==== Available data ====

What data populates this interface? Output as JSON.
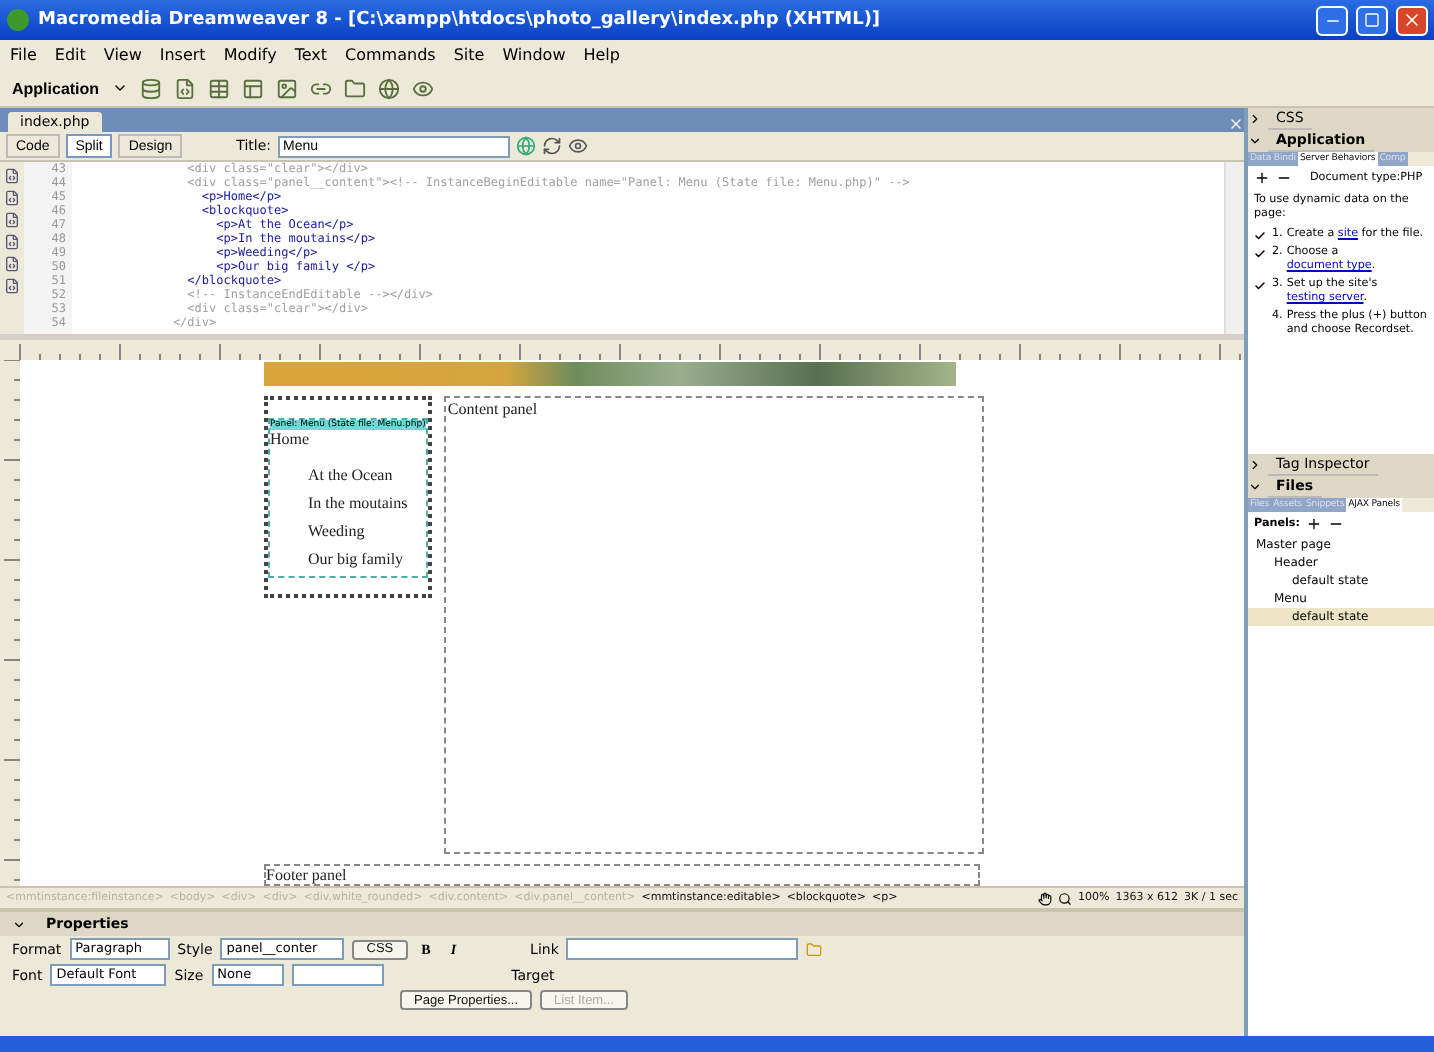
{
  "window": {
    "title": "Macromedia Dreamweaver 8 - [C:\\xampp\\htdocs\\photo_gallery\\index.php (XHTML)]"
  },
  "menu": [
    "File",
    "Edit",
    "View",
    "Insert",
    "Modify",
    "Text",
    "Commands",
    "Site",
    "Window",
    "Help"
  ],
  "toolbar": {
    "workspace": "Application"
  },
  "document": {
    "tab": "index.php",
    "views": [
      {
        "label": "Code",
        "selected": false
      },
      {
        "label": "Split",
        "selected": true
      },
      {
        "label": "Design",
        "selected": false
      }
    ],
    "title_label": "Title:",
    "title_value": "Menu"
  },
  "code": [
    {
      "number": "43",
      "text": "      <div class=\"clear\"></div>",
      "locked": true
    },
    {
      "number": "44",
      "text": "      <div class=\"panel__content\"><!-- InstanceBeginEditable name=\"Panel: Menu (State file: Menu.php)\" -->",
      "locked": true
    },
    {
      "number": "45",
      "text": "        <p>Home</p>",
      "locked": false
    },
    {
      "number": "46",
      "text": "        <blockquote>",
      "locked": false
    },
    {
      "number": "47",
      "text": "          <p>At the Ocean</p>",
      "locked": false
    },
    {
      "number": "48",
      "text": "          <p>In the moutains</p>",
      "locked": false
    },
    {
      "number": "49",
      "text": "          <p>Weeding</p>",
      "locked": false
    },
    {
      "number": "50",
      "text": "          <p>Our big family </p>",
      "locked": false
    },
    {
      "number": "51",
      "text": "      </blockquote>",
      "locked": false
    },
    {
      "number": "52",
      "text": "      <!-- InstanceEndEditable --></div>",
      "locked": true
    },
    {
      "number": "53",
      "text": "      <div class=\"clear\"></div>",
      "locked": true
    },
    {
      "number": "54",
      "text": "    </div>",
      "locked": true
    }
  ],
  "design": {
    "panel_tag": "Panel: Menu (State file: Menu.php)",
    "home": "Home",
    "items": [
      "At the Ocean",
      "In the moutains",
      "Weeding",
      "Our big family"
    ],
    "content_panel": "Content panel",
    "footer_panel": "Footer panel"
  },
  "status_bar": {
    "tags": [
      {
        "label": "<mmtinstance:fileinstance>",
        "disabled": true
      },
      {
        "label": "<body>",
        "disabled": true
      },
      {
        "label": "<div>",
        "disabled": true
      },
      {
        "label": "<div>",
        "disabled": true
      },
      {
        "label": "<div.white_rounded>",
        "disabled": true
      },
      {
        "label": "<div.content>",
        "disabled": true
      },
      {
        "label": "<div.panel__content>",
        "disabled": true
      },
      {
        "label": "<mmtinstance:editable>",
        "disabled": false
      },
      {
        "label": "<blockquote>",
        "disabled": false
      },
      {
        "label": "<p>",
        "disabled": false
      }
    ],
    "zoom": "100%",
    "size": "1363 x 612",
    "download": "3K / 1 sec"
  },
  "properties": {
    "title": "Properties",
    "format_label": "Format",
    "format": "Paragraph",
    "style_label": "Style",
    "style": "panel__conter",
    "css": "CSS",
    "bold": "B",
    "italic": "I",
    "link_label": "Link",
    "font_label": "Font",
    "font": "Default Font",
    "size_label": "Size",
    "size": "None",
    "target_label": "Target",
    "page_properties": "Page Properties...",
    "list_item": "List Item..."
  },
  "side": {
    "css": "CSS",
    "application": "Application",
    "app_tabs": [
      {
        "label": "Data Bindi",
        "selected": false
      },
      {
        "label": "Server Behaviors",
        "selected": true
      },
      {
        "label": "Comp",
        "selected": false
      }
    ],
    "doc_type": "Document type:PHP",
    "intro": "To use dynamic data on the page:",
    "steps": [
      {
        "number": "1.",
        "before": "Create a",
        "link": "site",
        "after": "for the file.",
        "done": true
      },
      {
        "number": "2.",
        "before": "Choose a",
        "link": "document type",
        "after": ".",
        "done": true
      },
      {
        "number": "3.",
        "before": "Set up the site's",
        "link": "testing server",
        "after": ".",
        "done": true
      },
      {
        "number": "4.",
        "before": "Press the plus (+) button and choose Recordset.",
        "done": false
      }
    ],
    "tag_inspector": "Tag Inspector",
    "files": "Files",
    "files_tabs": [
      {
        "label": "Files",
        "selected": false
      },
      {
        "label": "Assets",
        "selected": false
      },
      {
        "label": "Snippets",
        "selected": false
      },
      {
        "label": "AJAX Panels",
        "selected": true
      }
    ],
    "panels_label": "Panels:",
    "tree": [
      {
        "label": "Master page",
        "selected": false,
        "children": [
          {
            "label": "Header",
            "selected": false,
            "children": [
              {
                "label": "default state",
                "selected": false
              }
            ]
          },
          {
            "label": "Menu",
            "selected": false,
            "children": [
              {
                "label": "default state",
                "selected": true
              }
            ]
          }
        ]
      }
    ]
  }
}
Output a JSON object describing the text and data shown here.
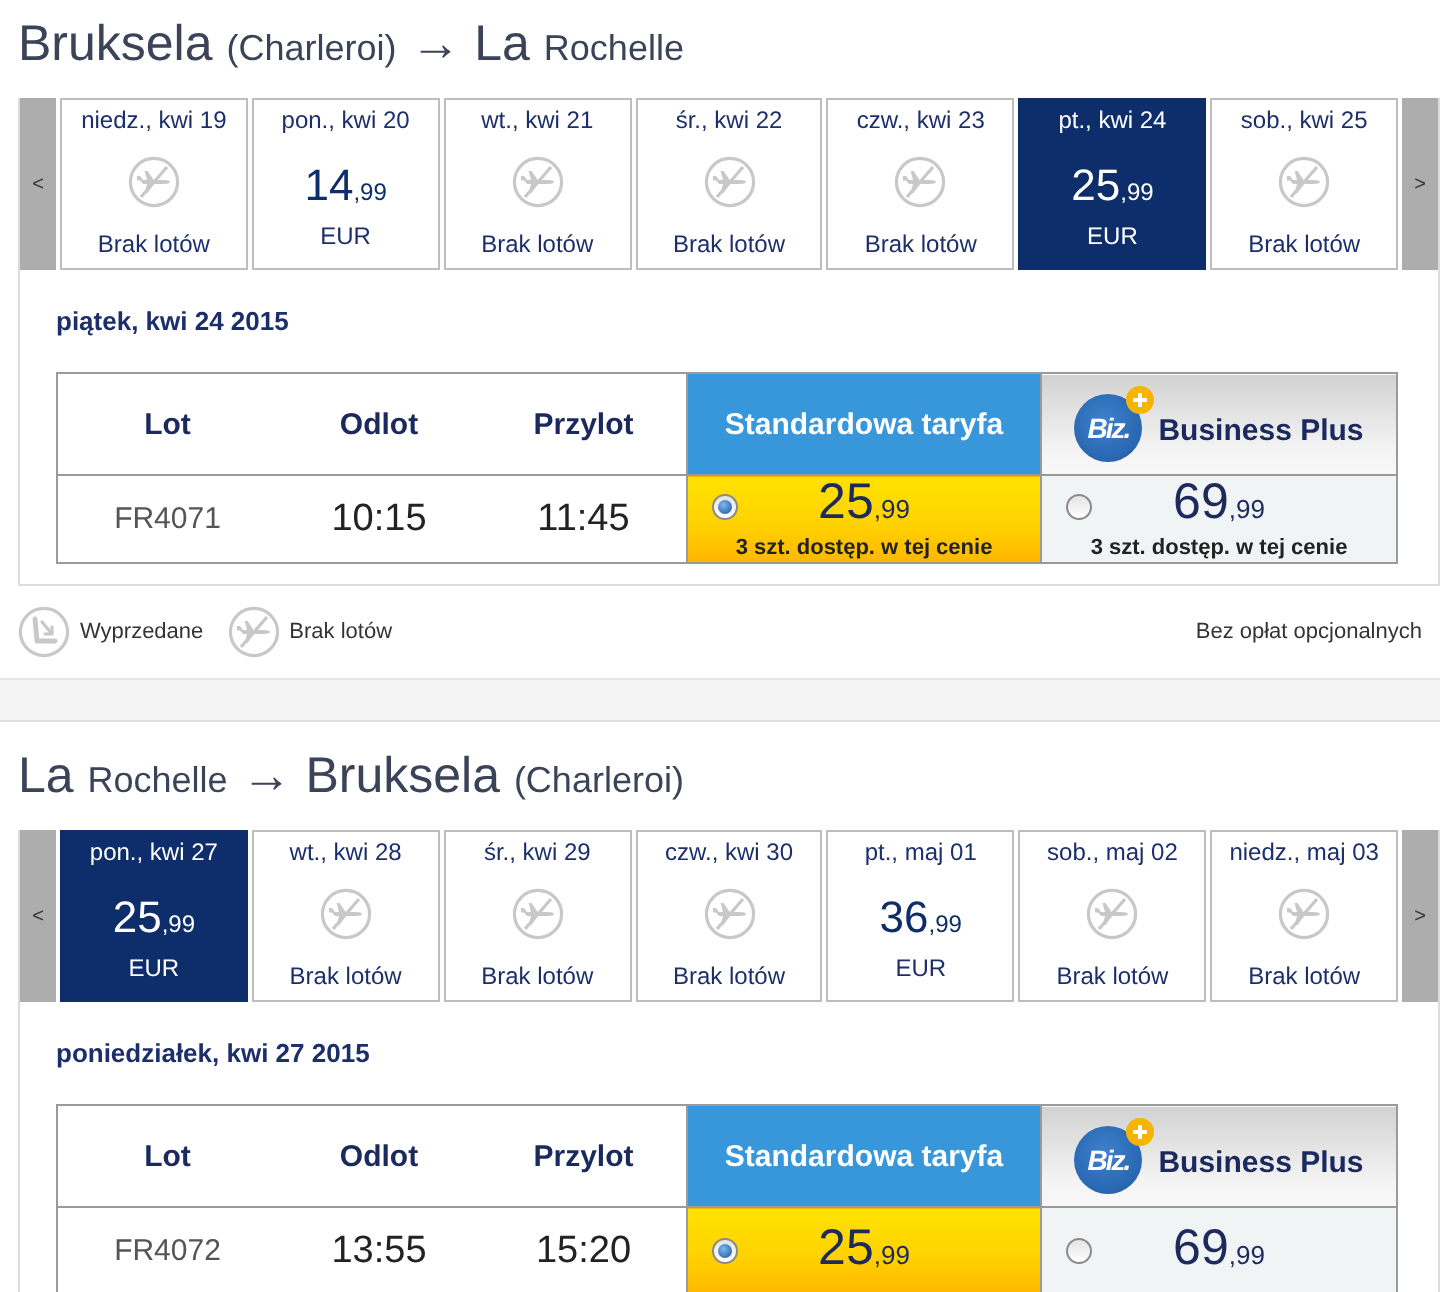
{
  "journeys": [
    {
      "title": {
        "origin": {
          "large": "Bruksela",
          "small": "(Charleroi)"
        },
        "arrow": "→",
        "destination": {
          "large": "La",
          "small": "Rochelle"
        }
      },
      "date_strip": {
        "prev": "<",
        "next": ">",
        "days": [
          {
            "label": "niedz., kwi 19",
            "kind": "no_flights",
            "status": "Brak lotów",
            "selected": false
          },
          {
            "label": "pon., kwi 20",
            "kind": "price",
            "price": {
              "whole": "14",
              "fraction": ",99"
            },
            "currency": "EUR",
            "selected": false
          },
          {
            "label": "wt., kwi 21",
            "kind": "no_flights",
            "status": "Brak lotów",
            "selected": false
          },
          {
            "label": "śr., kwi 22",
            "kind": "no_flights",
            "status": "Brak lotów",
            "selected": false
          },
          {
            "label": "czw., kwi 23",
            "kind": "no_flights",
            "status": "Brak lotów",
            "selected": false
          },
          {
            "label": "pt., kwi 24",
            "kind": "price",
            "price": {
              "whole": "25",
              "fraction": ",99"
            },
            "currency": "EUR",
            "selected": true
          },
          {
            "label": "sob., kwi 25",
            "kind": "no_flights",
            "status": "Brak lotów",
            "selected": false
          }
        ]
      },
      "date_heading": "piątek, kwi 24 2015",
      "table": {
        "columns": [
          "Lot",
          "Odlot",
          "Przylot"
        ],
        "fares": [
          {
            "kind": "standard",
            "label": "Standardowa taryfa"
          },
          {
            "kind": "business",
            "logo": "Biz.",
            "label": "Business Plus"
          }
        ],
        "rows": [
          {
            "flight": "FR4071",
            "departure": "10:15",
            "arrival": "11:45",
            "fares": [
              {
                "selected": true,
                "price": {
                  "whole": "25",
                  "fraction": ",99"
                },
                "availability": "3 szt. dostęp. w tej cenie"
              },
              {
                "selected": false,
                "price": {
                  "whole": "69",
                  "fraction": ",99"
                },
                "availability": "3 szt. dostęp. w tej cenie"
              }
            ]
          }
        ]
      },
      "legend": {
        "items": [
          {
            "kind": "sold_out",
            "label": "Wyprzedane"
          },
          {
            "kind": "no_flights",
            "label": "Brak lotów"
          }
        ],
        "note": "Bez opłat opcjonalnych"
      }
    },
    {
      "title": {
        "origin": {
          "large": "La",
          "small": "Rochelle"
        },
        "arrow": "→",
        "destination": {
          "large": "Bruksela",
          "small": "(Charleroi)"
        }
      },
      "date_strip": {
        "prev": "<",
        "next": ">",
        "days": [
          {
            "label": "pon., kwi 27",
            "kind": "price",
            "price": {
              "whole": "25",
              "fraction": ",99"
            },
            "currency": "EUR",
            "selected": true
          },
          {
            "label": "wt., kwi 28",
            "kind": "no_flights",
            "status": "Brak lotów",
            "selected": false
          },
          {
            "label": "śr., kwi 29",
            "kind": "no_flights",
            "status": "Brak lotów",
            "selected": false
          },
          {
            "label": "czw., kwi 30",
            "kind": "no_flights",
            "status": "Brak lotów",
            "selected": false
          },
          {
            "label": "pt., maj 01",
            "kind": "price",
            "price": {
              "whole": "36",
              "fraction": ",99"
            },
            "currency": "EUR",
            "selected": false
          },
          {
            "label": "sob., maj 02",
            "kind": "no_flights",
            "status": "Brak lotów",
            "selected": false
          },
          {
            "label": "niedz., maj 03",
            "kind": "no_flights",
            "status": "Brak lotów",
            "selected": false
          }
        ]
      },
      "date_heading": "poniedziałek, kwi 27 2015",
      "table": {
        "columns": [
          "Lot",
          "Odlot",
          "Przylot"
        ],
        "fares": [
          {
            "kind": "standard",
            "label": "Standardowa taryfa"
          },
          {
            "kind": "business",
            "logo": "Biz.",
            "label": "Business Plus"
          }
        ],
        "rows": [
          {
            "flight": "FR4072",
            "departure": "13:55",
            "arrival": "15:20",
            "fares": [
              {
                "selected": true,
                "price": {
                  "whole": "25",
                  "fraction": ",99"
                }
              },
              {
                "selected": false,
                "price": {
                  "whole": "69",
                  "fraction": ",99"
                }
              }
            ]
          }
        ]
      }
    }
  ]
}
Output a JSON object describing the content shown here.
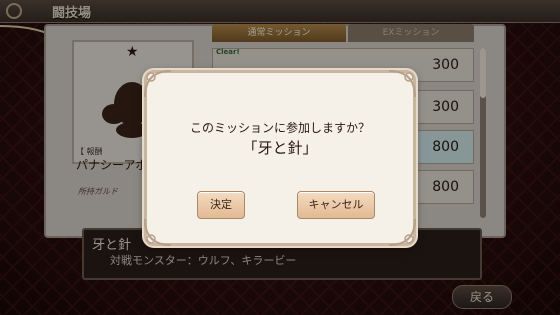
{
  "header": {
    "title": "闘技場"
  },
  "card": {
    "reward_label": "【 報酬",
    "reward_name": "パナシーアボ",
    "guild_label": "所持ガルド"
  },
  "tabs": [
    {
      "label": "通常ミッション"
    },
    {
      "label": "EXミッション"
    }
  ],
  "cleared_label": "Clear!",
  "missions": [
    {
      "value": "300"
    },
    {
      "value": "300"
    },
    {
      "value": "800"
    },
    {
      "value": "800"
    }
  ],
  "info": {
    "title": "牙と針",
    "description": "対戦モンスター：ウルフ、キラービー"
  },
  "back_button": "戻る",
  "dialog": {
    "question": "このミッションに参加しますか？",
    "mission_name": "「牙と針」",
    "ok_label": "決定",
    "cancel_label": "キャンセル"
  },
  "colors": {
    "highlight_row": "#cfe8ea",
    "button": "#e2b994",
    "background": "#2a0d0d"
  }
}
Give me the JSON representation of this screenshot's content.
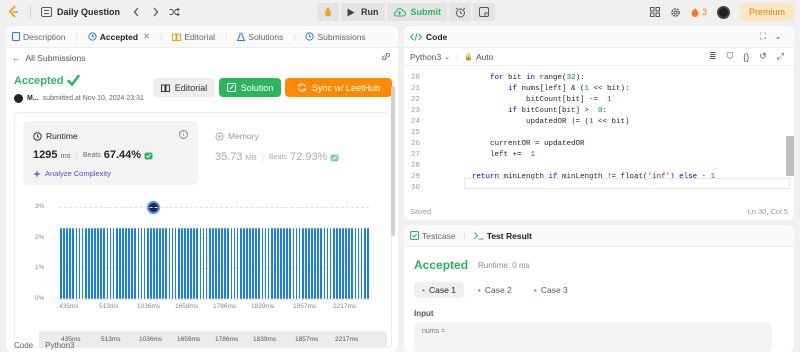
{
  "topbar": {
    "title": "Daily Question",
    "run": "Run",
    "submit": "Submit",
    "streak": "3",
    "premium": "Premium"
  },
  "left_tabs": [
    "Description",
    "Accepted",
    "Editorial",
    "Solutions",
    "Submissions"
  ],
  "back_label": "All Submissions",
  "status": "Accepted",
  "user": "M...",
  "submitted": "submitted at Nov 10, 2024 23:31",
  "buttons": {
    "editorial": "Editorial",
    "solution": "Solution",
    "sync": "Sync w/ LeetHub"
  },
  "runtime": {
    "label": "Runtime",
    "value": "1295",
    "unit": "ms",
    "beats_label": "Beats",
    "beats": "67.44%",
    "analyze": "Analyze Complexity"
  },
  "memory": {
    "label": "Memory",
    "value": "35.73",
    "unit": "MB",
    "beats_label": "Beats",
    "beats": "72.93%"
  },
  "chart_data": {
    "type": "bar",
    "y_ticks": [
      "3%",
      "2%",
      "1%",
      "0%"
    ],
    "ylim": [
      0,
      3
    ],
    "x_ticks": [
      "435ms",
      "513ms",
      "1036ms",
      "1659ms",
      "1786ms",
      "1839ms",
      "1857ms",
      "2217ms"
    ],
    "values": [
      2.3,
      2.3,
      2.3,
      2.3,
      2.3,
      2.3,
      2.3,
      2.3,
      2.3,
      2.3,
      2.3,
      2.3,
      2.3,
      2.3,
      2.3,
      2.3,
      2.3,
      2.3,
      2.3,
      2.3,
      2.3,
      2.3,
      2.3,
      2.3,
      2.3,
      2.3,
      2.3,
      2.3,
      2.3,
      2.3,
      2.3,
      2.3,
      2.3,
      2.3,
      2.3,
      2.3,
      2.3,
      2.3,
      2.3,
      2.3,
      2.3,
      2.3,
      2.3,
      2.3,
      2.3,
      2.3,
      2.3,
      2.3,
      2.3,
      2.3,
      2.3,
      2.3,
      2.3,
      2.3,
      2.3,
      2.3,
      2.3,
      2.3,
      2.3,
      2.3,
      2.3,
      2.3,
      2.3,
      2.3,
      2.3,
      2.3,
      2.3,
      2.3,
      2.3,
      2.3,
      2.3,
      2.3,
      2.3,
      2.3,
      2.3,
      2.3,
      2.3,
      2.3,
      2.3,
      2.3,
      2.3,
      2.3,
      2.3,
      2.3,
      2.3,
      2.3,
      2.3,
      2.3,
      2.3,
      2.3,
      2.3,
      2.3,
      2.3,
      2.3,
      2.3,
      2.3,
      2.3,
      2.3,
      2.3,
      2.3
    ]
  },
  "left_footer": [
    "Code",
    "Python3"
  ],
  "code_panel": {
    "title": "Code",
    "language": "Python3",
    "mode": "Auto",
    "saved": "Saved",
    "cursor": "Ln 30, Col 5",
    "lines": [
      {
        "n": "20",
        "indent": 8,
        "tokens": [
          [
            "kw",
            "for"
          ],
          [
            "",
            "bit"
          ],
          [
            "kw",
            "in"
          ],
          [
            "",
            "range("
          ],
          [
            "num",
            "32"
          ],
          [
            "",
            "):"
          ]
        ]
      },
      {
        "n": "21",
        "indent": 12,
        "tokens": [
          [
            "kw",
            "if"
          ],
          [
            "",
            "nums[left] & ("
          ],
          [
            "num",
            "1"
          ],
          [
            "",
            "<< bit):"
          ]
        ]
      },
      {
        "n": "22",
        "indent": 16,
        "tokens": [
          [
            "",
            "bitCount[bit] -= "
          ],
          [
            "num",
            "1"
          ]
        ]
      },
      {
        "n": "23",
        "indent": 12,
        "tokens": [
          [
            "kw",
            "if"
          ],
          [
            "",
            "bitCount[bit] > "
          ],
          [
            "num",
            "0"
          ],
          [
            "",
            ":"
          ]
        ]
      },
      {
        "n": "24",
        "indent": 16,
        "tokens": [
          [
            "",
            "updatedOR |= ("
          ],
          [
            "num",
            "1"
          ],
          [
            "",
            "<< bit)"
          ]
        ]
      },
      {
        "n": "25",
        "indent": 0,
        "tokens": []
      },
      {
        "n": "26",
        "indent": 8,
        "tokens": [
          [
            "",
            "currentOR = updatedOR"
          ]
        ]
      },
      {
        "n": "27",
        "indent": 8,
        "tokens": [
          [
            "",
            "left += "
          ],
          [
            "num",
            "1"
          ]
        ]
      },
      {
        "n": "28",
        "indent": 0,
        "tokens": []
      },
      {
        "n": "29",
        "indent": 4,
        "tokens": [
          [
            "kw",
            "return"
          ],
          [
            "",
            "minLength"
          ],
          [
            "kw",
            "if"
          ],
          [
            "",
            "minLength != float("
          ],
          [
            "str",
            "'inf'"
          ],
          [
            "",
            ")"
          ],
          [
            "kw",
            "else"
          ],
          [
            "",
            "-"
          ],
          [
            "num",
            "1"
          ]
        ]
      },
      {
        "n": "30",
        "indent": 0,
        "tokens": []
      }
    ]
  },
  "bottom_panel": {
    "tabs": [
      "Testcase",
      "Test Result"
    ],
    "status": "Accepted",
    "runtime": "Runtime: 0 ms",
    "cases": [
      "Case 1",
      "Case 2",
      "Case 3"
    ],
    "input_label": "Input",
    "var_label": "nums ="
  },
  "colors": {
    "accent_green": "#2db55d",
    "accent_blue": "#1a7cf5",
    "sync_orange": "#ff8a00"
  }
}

====

■ Set task:
Find every line that holds "index" and copy it.

■ Full response:
    "title": "Macromedia Dreamweaver 8 - [C:\\xampp\\htdocs\\photo_gallery\\index.php (XHTML)]"
    "tab": "index.php",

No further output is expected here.